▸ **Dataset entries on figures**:
START
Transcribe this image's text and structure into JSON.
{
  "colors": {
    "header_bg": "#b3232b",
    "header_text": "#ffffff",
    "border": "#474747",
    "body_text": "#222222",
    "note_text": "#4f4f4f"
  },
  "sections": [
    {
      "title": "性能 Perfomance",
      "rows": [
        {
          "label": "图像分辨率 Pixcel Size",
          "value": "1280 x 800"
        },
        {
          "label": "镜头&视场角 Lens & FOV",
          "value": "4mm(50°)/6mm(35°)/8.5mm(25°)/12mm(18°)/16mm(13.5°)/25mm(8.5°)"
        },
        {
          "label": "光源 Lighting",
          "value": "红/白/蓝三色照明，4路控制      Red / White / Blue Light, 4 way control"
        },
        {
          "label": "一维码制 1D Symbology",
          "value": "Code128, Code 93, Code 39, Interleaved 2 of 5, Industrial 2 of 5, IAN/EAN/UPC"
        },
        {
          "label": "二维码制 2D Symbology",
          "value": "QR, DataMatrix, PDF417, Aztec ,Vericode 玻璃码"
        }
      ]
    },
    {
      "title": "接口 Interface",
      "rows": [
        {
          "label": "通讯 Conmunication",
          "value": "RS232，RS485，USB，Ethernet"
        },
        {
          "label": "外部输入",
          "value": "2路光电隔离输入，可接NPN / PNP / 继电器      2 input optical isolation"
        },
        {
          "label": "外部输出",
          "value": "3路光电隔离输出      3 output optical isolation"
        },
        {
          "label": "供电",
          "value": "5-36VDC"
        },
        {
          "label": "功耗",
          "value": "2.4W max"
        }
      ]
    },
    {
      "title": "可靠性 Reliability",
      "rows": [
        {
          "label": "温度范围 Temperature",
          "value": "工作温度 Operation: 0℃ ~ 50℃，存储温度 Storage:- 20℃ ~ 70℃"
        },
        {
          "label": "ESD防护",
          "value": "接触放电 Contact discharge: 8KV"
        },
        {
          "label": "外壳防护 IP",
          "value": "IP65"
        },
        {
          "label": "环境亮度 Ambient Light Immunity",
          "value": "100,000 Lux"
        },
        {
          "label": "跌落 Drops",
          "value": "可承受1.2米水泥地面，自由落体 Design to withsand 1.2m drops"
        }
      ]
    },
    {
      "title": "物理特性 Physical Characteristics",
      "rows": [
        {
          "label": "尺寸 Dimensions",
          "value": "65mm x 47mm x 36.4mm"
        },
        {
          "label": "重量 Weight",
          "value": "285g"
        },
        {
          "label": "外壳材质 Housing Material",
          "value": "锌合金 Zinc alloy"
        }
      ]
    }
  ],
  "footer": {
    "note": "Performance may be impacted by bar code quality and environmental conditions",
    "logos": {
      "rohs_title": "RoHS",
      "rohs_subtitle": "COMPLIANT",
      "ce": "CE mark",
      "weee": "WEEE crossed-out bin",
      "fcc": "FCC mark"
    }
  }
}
END
Repeat the material from above exactly, word for word.

Transcribe this image's text and structure into JSON.
{
  "colors": {
    "header_bg": "#b3232b",
    "header_text": "#ffffff",
    "border": "#474747",
    "body_text": "#222222",
    "note_text": "#4f4f4f"
  },
  "sections": [
    {
      "title": "性能 Perfomance",
      "rows": [
        {
          "label": "图像分辨率 Pixcel Size",
          "value": "1280 x 800"
        },
        {
          "label": "镜头&视场角 Lens & FOV",
          "value": "4mm(50°)/6mm(35°)/8.5mm(25°)/12mm(18°)/16mm(13.5°)/25mm(8.5°)"
        },
        {
          "label": "光源 Lighting",
          "value": "红/白/蓝三色照明，4路控制      Red / White / Blue Light, 4 way control"
        },
        {
          "label": "一维码制 1D Symbology",
          "value": "Code128, Code 93, Code 39, Interleaved 2 of 5, Industrial 2 of 5, IAN/EAN/UPC"
        },
        {
          "label": "二维码制 2D Symbology",
          "value": "QR, DataMatrix, PDF417, Aztec ,Vericode 玻璃码"
        }
      ]
    },
    {
      "title": "接口 Interface",
      "rows": [
        {
          "label": "通讯 Conmunication",
          "value": "RS232，RS485，USB，Ethernet"
        },
        {
          "label": "外部输入",
          "value": "2路光电隔离输入，可接NPN / PNP / 继电器      2 input optical isolation"
        },
        {
          "label": "外部输出",
          "value": "3路光电隔离输出      3 output optical isolation"
        },
        {
          "label": "供电",
          "value": "5-36VDC"
        },
        {
          "label": "功耗",
          "value": "2.4W max"
        }
      ]
    },
    {
      "title": "可靠性 Reliability",
      "rows": [
        {
          "label": "温度范围 Temperature",
          "value": "工作温度 Operation: 0℃ ~ 50℃，存储温度 Storage:- 20℃ ~ 70℃"
        },
        {
          "label": "ESD防护",
          "value": "接触放电 Contact discharge: 8KV"
        },
        {
          "label": "外壳防护 IP",
          "value": "IP65"
        },
        {
          "label": "环境亮度 Ambient Light Immunity",
          "value": "100,000 Lux"
        },
        {
          "label": "跌落 Drops",
          "value": "可承受1.2米水泥地面，自由落体 Design to withsand 1.2m drops"
        }
      ]
    },
    {
      "title": "物理特性 Physical Characteristics",
      "rows": [
        {
          "label": "尺寸 Dimensions",
          "value": "65mm x 47mm x 36.4mm"
        },
        {
          "label": "重量 Weight",
          "value": "285g"
        },
        {
          "label": "外壳材质 Housing Material",
          "value": "锌合金 Zinc alloy"
        }
      ]
    }
  ],
  "footer": {
    "note": "Performance may be impacted by bar code quality and environmental conditions",
    "logos": {
      "rohs_title": "RoHS",
      "rohs_subtitle": "COMPLIANT",
      "ce": "CE mark",
      "weee": "WEEE crossed-out bin",
      "fcc": "FCC mark"
    }
  }
}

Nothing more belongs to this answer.